-- start Source --

The table above reveals a **structural shift in the source of basis risk across regimes**. Outside the crisis period, the cross-venue microstructure leg ($S_x$) and the stablecoin FX leg ($S_y$) contribute roughly symmetrically to total basis variance, with a **negative interaction term** ($S_{xy} < 0$) indicating that the two legs move in opposite directions — when USDT trades at a premium to USD, BTC/USDT tends to trade at a discount to BTC/USD, partially offsetting each other.

During the **crisis regime**, the stablecoin FX leg ($S_y$) dominates overwhelmingly. The USDC de-peg event of March 10–12 caused USDT/USD to spike sharply (as market participants fled USDC into USDT), making the FX component the primary driver of the basis. The interaction term becomes strongly negative during this period, meaning the two legs were amplifying each other rather than cancelling — a hallmark of a **liquidity crisis** where normal arbitrage relationships break down.

Post-crisis, the cross-venue leg reasserts itself as the dominant driver, consistent with a return to microstructure-driven fragmentation as the primary source of persistent basis deviations.


---
## 2. Stress-Conditional Sensitivity

### Methodology

We define a **stress indicator** based on the USDC/USD deviation from par:

$$\text{Stress}_t = \mathbf{1}\{|\text{USDC/USD}_t - 1| > 0.5\%\}$$

This threshold is chosen because: (i) it is economically meaningful — a 50 bps deviation from par is the point at which the stablecoin's reserve-backed value proposition is materially in question; (ii) it flags approximately 12.7% of minutes, concentrated in the crisis window; and (iii) it is ex-ante defensible — a regulator or risk manager would plausibly monitor this threshold in real time.

-- end Source --

- [Instructions]:
**A.** Reproduce the part of the basis risk passage that opens with the words containing "Post-crisis, the cross-venue" and closes with "in real time.", swapping "cross-venue leg" for "microstructure leg".
**B.** Translate this sentence from the basis risk passage into Spanish: "Post-crisis, the cross-venue leg reasserts itself as the dominant driver, consistent with a return to microstructure-driven fragmentation as the primary source of persistent basis deviations."
Rely only on the basis risk passage for these rows.

-- start Data lines --

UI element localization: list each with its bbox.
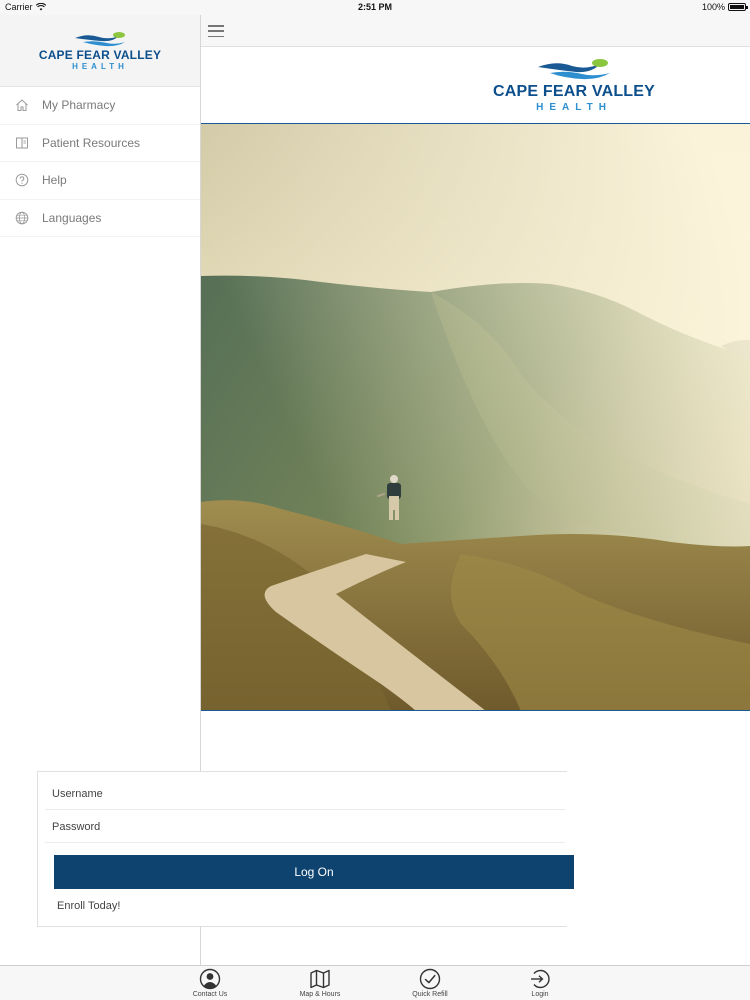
checkmark-circle-icon xyxy=(419,968,441,990)
log-on-button[interactable]: Log On xyxy=(54,855,574,889)
home-icon xyxy=(14,97,30,113)
main-brand-name: CAPE FEAR VALLEY xyxy=(493,83,656,100)
battery-percent: 100% xyxy=(701,2,725,12)
tab-contact-us[interactable]: Contact Us xyxy=(170,966,250,1000)
main-header: CAPE FEAR VALLEY HEALTH xyxy=(201,47,750,124)
app-screen: Carrier 2:51 PM 100% CAPE FEAR VALLEY HE… xyxy=(0,0,750,1000)
globe-icon xyxy=(14,210,30,226)
main-brand-subtitle: HEALTH xyxy=(536,102,612,113)
sidebar-item-my-pharmacy[interactable]: My Pharmacy xyxy=(0,87,200,125)
password-field[interactable]: Password xyxy=(45,811,565,843)
sidebar-item-languages[interactable]: Languages xyxy=(0,200,200,237)
tab-label: Login xyxy=(531,991,549,998)
sidebar-item-patient-resources[interactable]: Patient Resources xyxy=(0,125,200,162)
help-circle-icon xyxy=(14,172,30,188)
sidebar-brand-subtitle: HEALTH xyxy=(72,61,128,71)
status-time: 2:51 PM xyxy=(357,2,392,12)
nav-bar xyxy=(201,15,750,47)
logo-mark-icon xyxy=(538,59,611,80)
logo-mark-icon xyxy=(74,31,125,46)
tab-label: Quick Refill xyxy=(412,991,448,998)
tab-label: Contact Us xyxy=(192,991,228,998)
sidebar-item-label: Languages xyxy=(42,210,102,225)
login-form: Username Password Log On Enroll Today! xyxy=(37,771,574,927)
map-icon xyxy=(310,969,330,989)
sidebar-brand-name: CAPE FEAR VALLEY xyxy=(38,47,162,62)
book-icon xyxy=(14,135,30,151)
username-field[interactable]: Username xyxy=(45,778,565,810)
person-icon xyxy=(199,968,221,990)
tab-login[interactable]: Login xyxy=(500,966,580,1000)
tab-quick-refill[interactable]: Quick Refill xyxy=(390,966,470,1000)
sidebar-item-label: Help xyxy=(42,173,67,188)
status-bar: Carrier 2:51 PM 100% xyxy=(0,0,750,15)
main-logo: CAPE FEAR VALLEY HEALTH xyxy=(493,57,655,113)
hamburger-icon[interactable] xyxy=(208,25,224,37)
sidebar-item-label: Patient Resources xyxy=(42,135,141,150)
login-arrow-icon xyxy=(531,969,550,989)
sidebar-logo: CAPE FEAR VALLEY HEALTH xyxy=(39,31,161,71)
tab-bar: Contact Us Map & Hours Quick Refill Logi… xyxy=(0,965,750,1000)
sidebar-header: CAPE FEAR VALLEY HEALTH xyxy=(0,15,200,87)
enroll-link[interactable]: Enroll Today! xyxy=(57,900,120,912)
tab-label: Map & Hours xyxy=(299,991,341,998)
sidebar-item-help[interactable]: Help xyxy=(0,162,200,200)
username-placeholder: Username xyxy=(52,787,103,800)
hero-image xyxy=(201,124,750,711)
battery-indicator: 100% xyxy=(701,2,748,12)
sidebar-item-label: My Pharmacy xyxy=(42,98,116,113)
battery-icon xyxy=(728,3,748,11)
password-placeholder: Password xyxy=(52,820,101,833)
tab-map-hours[interactable]: Map & Hours xyxy=(280,966,360,1000)
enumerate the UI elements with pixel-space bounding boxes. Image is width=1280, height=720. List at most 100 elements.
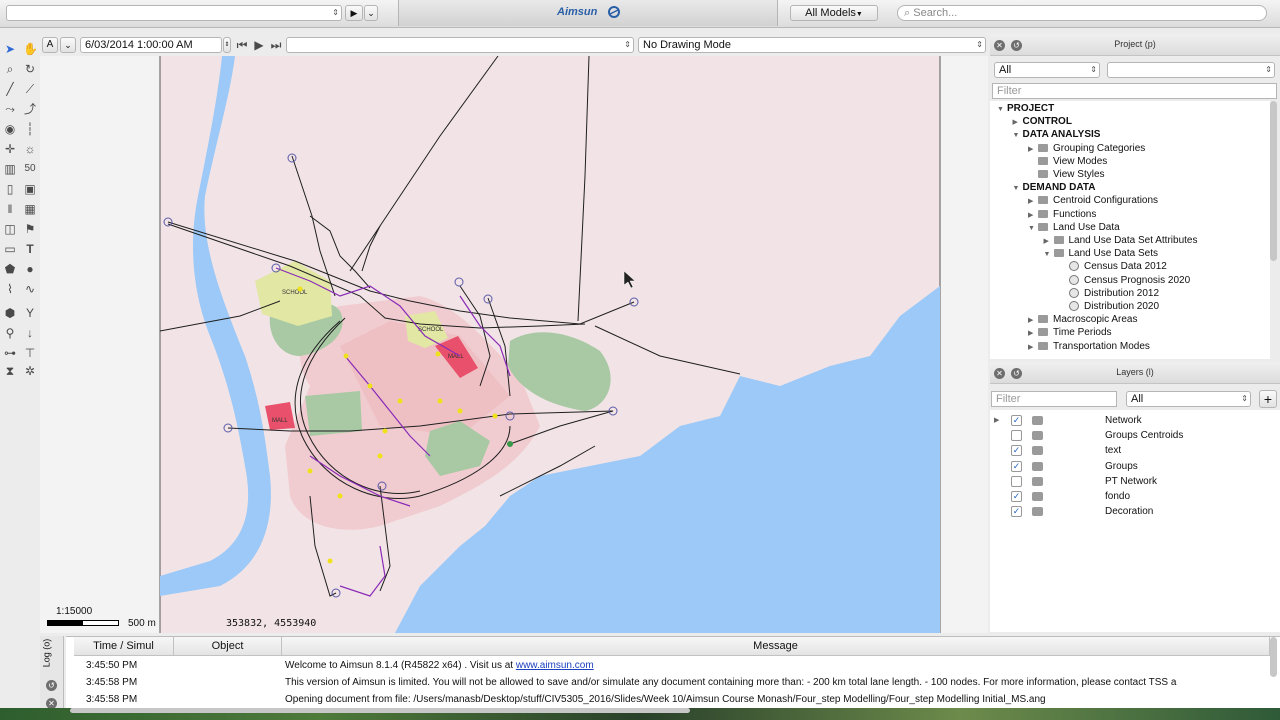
marker-tool-icon[interactable]: ⚲ — [3, 326, 17, 340]
zoom-icon[interactable]: ⌕ — [3, 62, 17, 76]
tree-item[interactable]: ▶ Centroid Configurations — [1028, 194, 1158, 207]
tree-item[interactable]: ▶ CONTROL — [1013, 115, 1072, 128]
collapsed-triangle-icon[interactable]: ▶ — [1013, 116, 1023, 129]
node-tool-icon[interactable]: ✛ — [3, 142, 17, 156]
tree-item[interactable]: ▼ DEMAND DATA — [1013, 181, 1096, 194]
layer-row[interactable]: PT Network — [990, 474, 1280, 489]
layer-visibility-checkbox[interactable]: ✓ — [1011, 491, 1022, 502]
layer-row[interactable]: ▶ ✓ Network — [990, 413, 1280, 428]
log-col-message[interactable]: Message — [282, 637, 1270, 656]
view-mode-dropdown[interactable]: ⌄ — [60, 37, 76, 53]
expanded-triangle-icon[interactable]: ▼ — [1013, 129, 1023, 142]
run-options-button[interactable]: ⌄ — [364, 5, 378, 21]
detector-tool-icon[interactable]: ▥ — [3, 162, 17, 176]
tree-item[interactable]: Census Data 2012 — [1059, 260, 1167, 273]
rectangle-tool-icon[interactable]: ▭ — [3, 242, 17, 256]
layer-visibility-checkbox[interactable]: ✓ — [1011, 445, 1022, 457]
tree-item[interactable]: Distribution 2012 — [1059, 287, 1159, 300]
down-arrow-tool-icon[interactable]: ↓ — [23, 326, 37, 340]
collapsed-triangle-icon[interactable]: ▶ — [1028, 314, 1038, 327]
tree-item[interactable]: ▼ PROJECT — [997, 102, 1054, 115]
layer-visibility-checkbox[interactable] — [1011, 430, 1022, 442]
collapsed-triangle-icon[interactable]: ▶ — [1044, 235, 1054, 248]
project-tree-scrollbar[interactable] — [1270, 101, 1277, 261]
layer-row[interactable]: ✓ fondo — [990, 489, 1280, 504]
expanded-triangle-icon[interactable]: ▼ — [1028, 222, 1038, 235]
layers-type-filter[interactable]: All ⇕ — [1126, 391, 1251, 407]
layer-row[interactable]: ✓ Decoration — [990, 504, 1280, 519]
layer-row[interactable]: Groups Centroids — [990, 428, 1280, 443]
datetime-field[interactable]: 6/03/2014 1:00:00 AM — [80, 37, 222, 53]
camera-tool-icon[interactable]: ⬢ — [3, 306, 17, 320]
centroid-tool-icon[interactable]: ◉ — [3, 122, 17, 136]
layer-visibility-checkbox[interactable]: ✓ — [1011, 460, 1022, 472]
tree-item[interactable]: ▶ Land Use Data Set Attributes — [1044, 234, 1198, 247]
lane-tool-icon[interactable]: ┆ — [23, 122, 37, 136]
tree-item[interactable]: ▼ DATA ANALYSIS — [1013, 128, 1101, 141]
collapsed-triangle-icon[interactable]: ▶ — [1028, 327, 1038, 340]
text-tool-icon[interactable]: T — [23, 242, 37, 256]
search-field[interactable]: ⌕ Search... — [897, 5, 1267, 21]
skip-end-icon[interactable]: ⏭ — [269, 38, 283, 52]
meter-tool-icon[interactable]: ⊶ — [3, 346, 17, 360]
project-type-filter[interactable]: All ⇕ — [994, 62, 1100, 78]
polyline-tool-icon[interactable]: ⌇ — [3, 282, 17, 296]
expanded-triangle-icon[interactable]: ▼ — [997, 103, 1007, 116]
skip-start-icon[interactable]: ⏮ — [235, 38, 249, 52]
layer-visibility-checkbox[interactable]: ✓ — [1011, 506, 1022, 518]
tree-item[interactable]: ▶ Functions — [1028, 208, 1096, 221]
bus-stop-icon[interactable]: ▣ — [23, 182, 37, 196]
section-tool-icon[interactable]: ╱ — [3, 82, 17, 96]
tree-item[interactable]: Distribution 2020 — [1059, 300, 1159, 313]
polygon-tool-icon[interactable]: ⬟ — [3, 262, 17, 276]
image-tool-icon[interactable]: ◫ — [3, 222, 17, 236]
polysection-tool-icon[interactable]: ⟋ — [23, 82, 37, 96]
layer-visibility-checkbox[interactable]: ✓ — [1011, 415, 1022, 426]
search-input[interactable]: Search... — [913, 7, 957, 19]
map-viewer[interactable]: SCHOOL SCHOOL MALL MALL — [40, 56, 988, 633]
log-scrollbar[interactable] — [1270, 637, 1277, 677]
join-tool-icon[interactable]: ⤴ — [23, 102, 37, 116]
signal-tool-icon[interactable]: ☼ — [23, 142, 37, 156]
pan-hand-icon[interactable]: ✋ — [23, 42, 38, 56]
pin-tool-icon[interactable]: ⚑ — [23, 222, 37, 236]
project-filter-input[interactable]: Filter — [992, 83, 1277, 99]
expanded-triangle-icon[interactable]: ▼ — [1044, 248, 1054, 261]
layer-selector[interactable]: ⇕ — [286, 37, 634, 53]
float-icon[interactable]: ↺ — [46, 680, 57, 691]
tree-item[interactable]: View Modes — [1028, 155, 1107, 168]
view-mode-button[interactable]: A — [42, 37, 58, 53]
collapsed-triangle-icon[interactable]: ▶ — [1028, 209, 1038, 222]
layer-row[interactable]: ✓ Groups — [990, 459, 1280, 474]
curve-tool-icon[interactable]: ∿ — [23, 282, 37, 296]
log-col-time[interactable]: Time / Simul — [74, 637, 174, 656]
gantry-tool-icon[interactable]: ⊤ — [23, 346, 37, 360]
collapsed-triangle-icon[interactable]: ▶ — [994, 413, 999, 428]
vms-tool-icon[interactable]: ▯ — [3, 182, 17, 196]
tree-item[interactable]: ▼ Land Use Data — [1028, 221, 1120, 234]
log-col-object[interactable]: Object — [174, 637, 282, 656]
layers-filter-input[interactable]: Filter — [991, 391, 1117, 407]
tree-item[interactable]: ▶ Grouping Categories — [1028, 142, 1145, 155]
collapsed-triangle-icon[interactable]: ▶ — [1028, 195, 1038, 208]
datetime-stepper[interactable]: ⇕ — [223, 37, 231, 53]
expanded-triangle-icon[interactable]: ▼ — [1013, 182, 1023, 195]
tree-item[interactable]: ▶ Macroscopic Areas — [1028, 313, 1137, 326]
drawing-mode-selector[interactable]: No Drawing Mode ⇕ — [638, 37, 986, 53]
tree-item[interactable]: View Styles — [1028, 168, 1105, 181]
collapsed-triangle-icon[interactable]: ▶ — [1028, 341, 1038, 354]
parallel-lines-icon[interactable]: ‖ — [3, 202, 17, 216]
run-button[interactable]: ▶ — [345, 5, 363, 21]
models-filter-button[interactable]: All Models▼ — [790, 5, 878, 21]
add-layer-button[interactable]: + — [1259, 390, 1277, 408]
layer-visibility-checkbox[interactable] — [1011, 475, 1022, 487]
play-icon[interactable]: ▶ — [252, 38, 266, 52]
pedestrian-tool-icon[interactable]: ✲ — [23, 364, 37, 378]
tree-item[interactable]: ▶ Time Periods — [1028, 326, 1112, 339]
rotate-icon[interactable]: ↻ — [23, 62, 37, 76]
antenna-tool-icon[interactable]: Y — [23, 306, 37, 320]
collapsed-triangle-icon[interactable]: ▶ — [1028, 143, 1038, 156]
turn-tool-icon[interactable]: ⤳ — [3, 102, 17, 116]
project-secondary-filter[interactable]: ⇕ — [1107, 62, 1275, 78]
log-tab[interactable]: Log (o) — [41, 639, 51, 668]
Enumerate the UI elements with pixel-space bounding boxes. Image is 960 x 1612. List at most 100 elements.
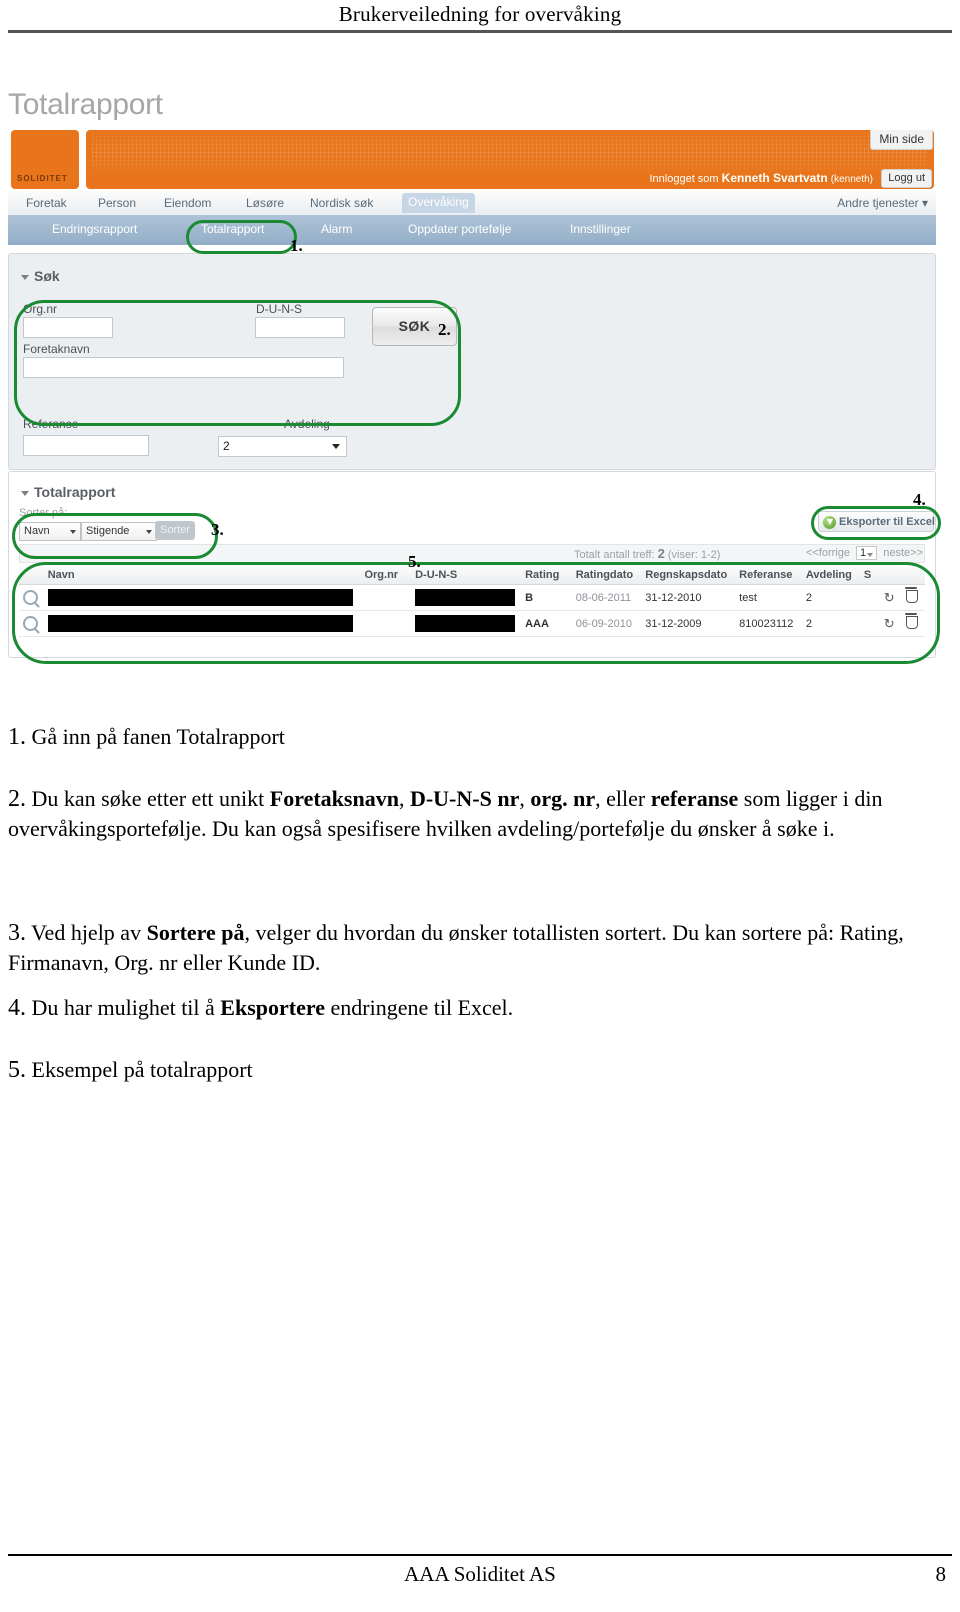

-- end Data lines --

- [Answers by task]:
**A.**
Post-crisis, the microstructure leg reasserts itself as the dominant driver, consistent with a return to microstructure-driven fragmentation as the primary source of persistent basis deviations.


---
## 2. Stress-Conditional Sensitivity

### Methodology

We define a **stress indicator** based on the USDC/USD deviation from par:

$$\text{Stress}_t = \mathbf{1}\{|\text{USDC/USD}_t - 1| > 0.5\%\}$$

This threshold is chosen because: (i) it is economically meaningful — a 50 bps deviation from par is the point at which the stablecoin's reserve-backed value proposition is materially in question; (ii) it flags approximately 12.7% of minutes, concentrated in the crisis window; and (iii) it is ex-ante defensible — a regulator or risk manager would plausibly monitor this threshold in real time.

**B.** Después de la crisis, el tramo entre plataformas vuelve a imponerse como el factor dominante, lo cual es coherente con un retorno a la fragmentación impulsada por la microestructura como la principal fuente de las desviaciones persistentes de la base.